● Data excerpts
※ ※ ※

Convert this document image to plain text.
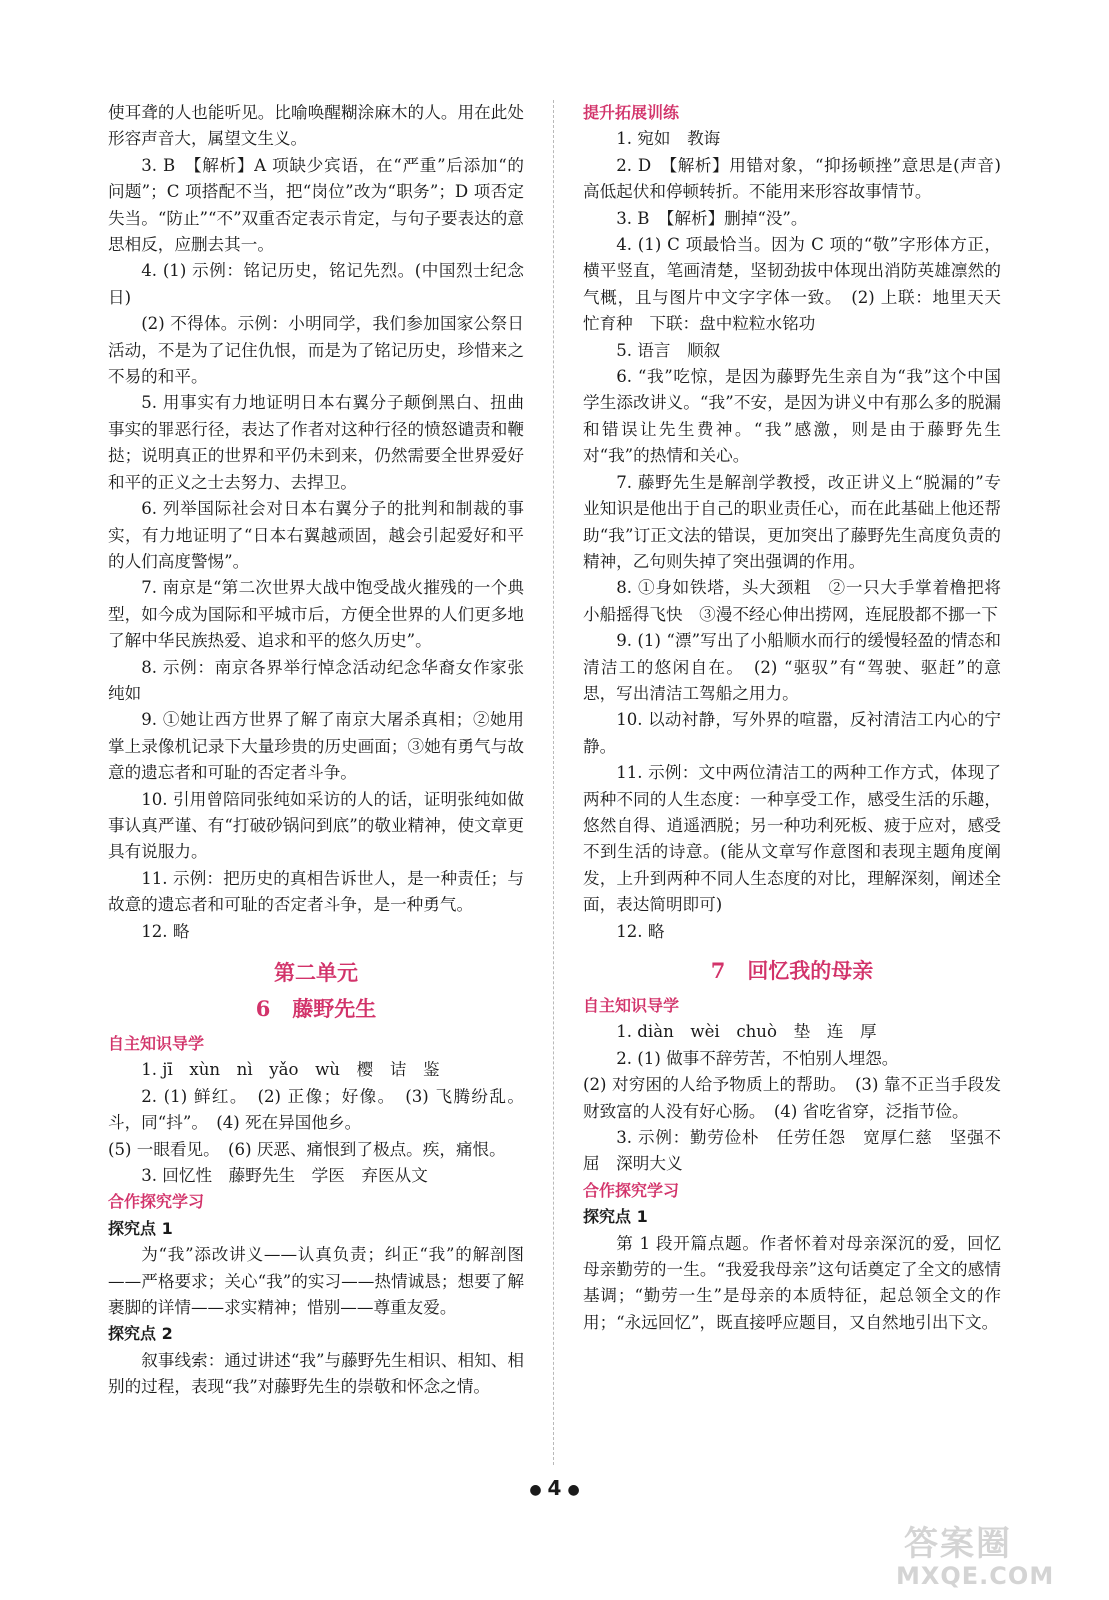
使耳聋的人也能听见。比喻唤醒糊涂麻木的人。用在此处形容声音大，属望文生义。

3. B　【解析】A 项缺少宾语，在“严重”后添加“的问题”；C 项搭配不当，把“岗位”改为“职务”；D 项否定失当。“防止”“不”双重否定表示肯定，与句子要表达的意思相反，应删去其一。

4. (1) 示例：铭记历史，铭记先烈。(中国烈士纪念日)

(2) 不得体。示例：小明同学，我们参加国家公祭日活动，不是为了记住仇恨，而是为了铭记历史，珍惜来之不易的和平。

5. 用事实有力地证明日本右翼分子颠倒黑白、扭曲事实的罪恶行径，表达了作者对这种行径的愤怒谴责和鞭挞；说明真正的世界和平仍未到来，仍然需要全世界爱好和平的正义之士去努力、去捍卫。

6. 列举国际社会对日本右翼分子的批判和制裁的事实，有力地证明了“日本右翼越顽固，越会引起爱好和平的人们高度警惕”。

7. 南京是“第二次世界大战中饱受战火摧残的一个典型，如今成为国际和平城市后，方便全世界的人们更多地了解中华民族热爱、追求和平的悠久历史”。

8. 示例：南京各界举行悼念活动纪念华裔女作家张纯如

9. ①她让西方世界了解了南京大屠杀真相；②她用掌上录像机记录下大量珍贵的历史画面；③她有勇气与故意的遗忘者和可耻的否定者斗争。

10. 引用曾陪同张纯如采访的人的话，证明张纯如做事认真严谨、有“打破砂锅问到底”的敬业精神，使文章更具有说服力。

11. 示例：把历史的真相告诉世人，是一种责任；与故意的遗忘者和可耻的否定者斗争，是一种勇气。

12. 略

第二单元
6 藤野先生

自主知识导学

1. jī　xùn　nì　yǎo　wù　樱　诘　鉴

2. (1) 鲜红。　(2) 正像；好像。　(3) 飞腾纷乱。斗，同“抖”。　(4) 死在异国他乡。

(5) 一眼看见。　(6) 厌恶、痛恨到了极点。疾，痛恨。

3. 回忆性　藤野先生　学医　弃医从文

合作探究学习

探究点 1

为“我”添改讲义——认真负责；纠正“我”的解剖图——严格要求；关心“我”的实习——热情诚恳；想要了解裹脚的详情——求实精神；惜别——尊重友爱。

探究点 2

叙事线索：通过讲述“我”与藤野先生相识、相知、相别的过程，表现“我”对藤野先生的崇敬和怀念之情。

提升拓展训练

1. 宛如　教诲

2. D　【解析】用错对象，“抑扬顿挫”意思是(声音)高低起伏和停顿转折。不能用来形容故事情节。

3. B　【解析】删掉“没”。

4. (1) C 项最恰当。因为 C 项的“敬”字形体方正，横平竖直，笔画清楚，坚韧劲拔中体现出消防英雄凛然的气概，且与图片中文字字体一致。　(2) 上联：地里天天忙育种　下联：盘中粒粒水铭功

5. 语言　顺叙

6. “我”吃惊，是因为藤野先生亲自为“我”这个中国学生添改讲义。“我”不安，是因为讲义中有那么多的脱漏和错误让先生费神。“我”感激，则是由于藤野先生对“我”的热情和关心。

7. 藤野先生是解剖学教授，改正讲义上“脱漏的”专业知识是他出于自己的职业责任心，而在此基础上他还帮助“我”订正文法的错误，更加突出了藤野先生高度负责的精神，乙句则失掉了突出强调的作用。

8. ①身如铁塔，头大颈粗　②一只大手掌着橹把将小船摇得飞快　③漫不经心伸出捞网，连屁股都不挪一下

9. (1) “漂”写出了小船顺水而行的缓慢轻盈的情态和清洁工的悠闲自在。　(2) “驱驭”有“驾驶、驱赶”的意思，写出清洁工驾船之用力。

10. 以动衬静，写外界的喧嚣，反衬清洁工内心的宁静。

11. 示例：文中两位清洁工的两种工作方式，体现了两种不同的人生态度：一种享受工作，感受生活的乐趣，悠然自得、逍遥洒脱；另一种功利死板、疲于应对，感受不到生活的诗意。(能从文章写作意图和表现主题角度阐发，上升到两种不同人生态度的对比，理解深刻，阐述全面，表达简明即可)

12. 略

7 回忆我的母亲

自主知识导学

1. diàn　wèi　chuò　垫　连　厚

2. (1) 做事不辞劳苦，不怕别人埋怨。

(2) 对穷困的人给予物质上的帮助。　(3) 靠不正当手段发财致富的人没有好心肠。　(4) 省吃省穿，泛指节俭。

3. 示例：勤劳俭朴　任劳任怨　宽厚仁慈　坚强不屈　深明大义

合作探究学习

探究点 1

第 1 段开篇点题。作者怀着对母亲深沉的爱，回忆母亲勤劳的一生。“我爱我母亲”这句话奠定了全文的感情基调；“勤劳一生”是母亲的本质特征，起总领全文的作用；“永远回忆”，既直接呼应题目，又自然地引出下文。

● 4 ●
答案圈
MXQE.COM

※ ※ ※

● Given task
Excluding the pictures, reproduce every entry exactly as given.

● Completed exercise
Convert this document image to plain text.
使耳聋的人也能听见。比喻唤醒糊涂麻木的人。用在此处形容声音大，属望文生义。

3. B　【解析】A 项缺少宾语，在“严重”后添加“的问题”；C 项搭配不当，把“岗位”改为“职务”；D 项否定失当。“防止”“不”双重否定表示肯定，与句子要表达的意思相反，应删去其一。

4. (1) 示例：铭记历史，铭记先烈。(中国烈士纪念日)

(2) 不得体。示例：小明同学，我们参加国家公祭日活动，不是为了记住仇恨，而是为了铭记历史，珍惜来之不易的和平。

5. 用事实有力地证明日本右翼分子颠倒黑白、扭曲事实的罪恶行径，表达了作者对这种行径的愤怒谴责和鞭挞；说明真正的世界和平仍未到来，仍然需要全世界爱好和平的正义之士去努力、去捍卫。

6. 列举国际社会对日本右翼分子的批判和制裁的事实，有力地证明了“日本右翼越顽固，越会引起爱好和平的人们高度警惕”。

7. 南京是“第二次世界大战中饱受战火摧残的一个典型，如今成为国际和平城市后，方便全世界的人们更多地了解中华民族热爱、追求和平的悠久历史”。

8. 示例：南京各界举行悼念活动纪念华裔女作家张纯如

9. ①她让西方世界了解了南京大屠杀真相；②她用掌上录像机记录下大量珍贵的历史画面；③她有勇气与故意的遗忘者和可耻的否定者斗争。

10. 引用曾陪同张纯如采访的人的话，证明张纯如做事认真严谨、有“打破砂锅问到底”的敬业精神，使文章更具有说服力。

11. 示例：把历史的真相告诉世人，是一种责任；与故意的遗忘者和可耻的否定者斗争，是一种勇气。

12. 略

第二单元
6 藤野先生

自主知识导学

1. jī　xùn　nì　yǎo　wù　樱　诘　鉴

2. (1) 鲜红。　(2) 正像；好像。　(3) 飞腾纷乱。斗，同“抖”。　(4) 死在异国他乡。

(5) 一眼看见。　(6) 厌恶、痛恨到了极点。疾，痛恨。

3. 回忆性　藤野先生　学医　弃医从文

合作探究学习

探究点 1

为“我”添改讲义——认真负责；纠正“我”的解剖图——严格要求；关心“我”的实习——热情诚恳；想要了解裹脚的详情——求实精神；惜别——尊重友爱。

探究点 2

叙事线索：通过讲述“我”与藤野先生相识、相知、相别的过程，表现“我”对藤野先生的崇敬和怀念之情。

提升拓展训练

1. 宛如　教诲

2. D　【解析】用错对象，“抑扬顿挫”意思是(声音)高低起伏和停顿转折。不能用来形容故事情节。

3. B　【解析】删掉“没”。

4. (1) C 项最恰当。因为 C 项的“敬”字形体方正，横平竖直，笔画清楚，坚韧劲拔中体现出消防英雄凛然的气概，且与图片中文字字体一致。　(2) 上联：地里天天忙育种　下联：盘中粒粒水铭功

5. 语言　顺叙

6. “我”吃惊，是因为藤野先生亲自为“我”这个中国学生添改讲义。“我”不安，是因为讲义中有那么多的脱漏和错误让先生费神。“我”感激，则是由于藤野先生对“我”的热情和关心。

7. 藤野先生是解剖学教授，改正讲义上“脱漏的”专业知识是他出于自己的职业责任心，而在此基础上他还帮助“我”订正文法的错误，更加突出了藤野先生高度负责的精神，乙句则失掉了突出强调的作用。

8. ①身如铁塔，头大颈粗　②一只大手掌着橹把将小船摇得飞快　③漫不经心伸出捞网，连屁股都不挪一下

9. (1) “漂”写出了小船顺水而行的缓慢轻盈的情态和清洁工的悠闲自在。　(2) “驱驭”有“驾驶、驱赶”的意思，写出清洁工驾船之用力。

10. 以动衬静，写外界的喧嚣，反衬清洁工内心的宁静。

11. 示例：文中两位清洁工的两种工作方式，体现了两种不同的人生态度：一种享受工作，感受生活的乐趣，悠然自得、逍遥洒脱；另一种功利死板、疲于应对，感受不到生活的诗意。(能从文章写作意图和表现主题角度阐发，上升到两种不同人生态度的对比，理解深刻，阐述全面，表达简明即可)

12. 略

7 回忆我的母亲

自主知识导学

1. diàn　wèi　chuò　垫　连　厚

2. (1) 做事不辞劳苦，不怕别人埋怨。

(2) 对穷困的人给予物质上的帮助。　(3) 靠不正当手段发财致富的人没有好心肠。　(4) 省吃省穿，泛指节俭。

3. 示例：勤劳俭朴　任劳任怨　宽厚仁慈　坚强不屈　深明大义

合作探究学习

探究点 1

第 1 段开篇点题。作者怀着对母亲深沉的爱，回忆母亲勤劳的一生。“我爱我母亲”这句话奠定了全文的感情基调；“勤劳一生”是母亲的本质特征，起总领全文的作用；“永远回忆”，既直接呼应题目，又自然地引出下文。

● 4 ●
答案圈
MXQE.COM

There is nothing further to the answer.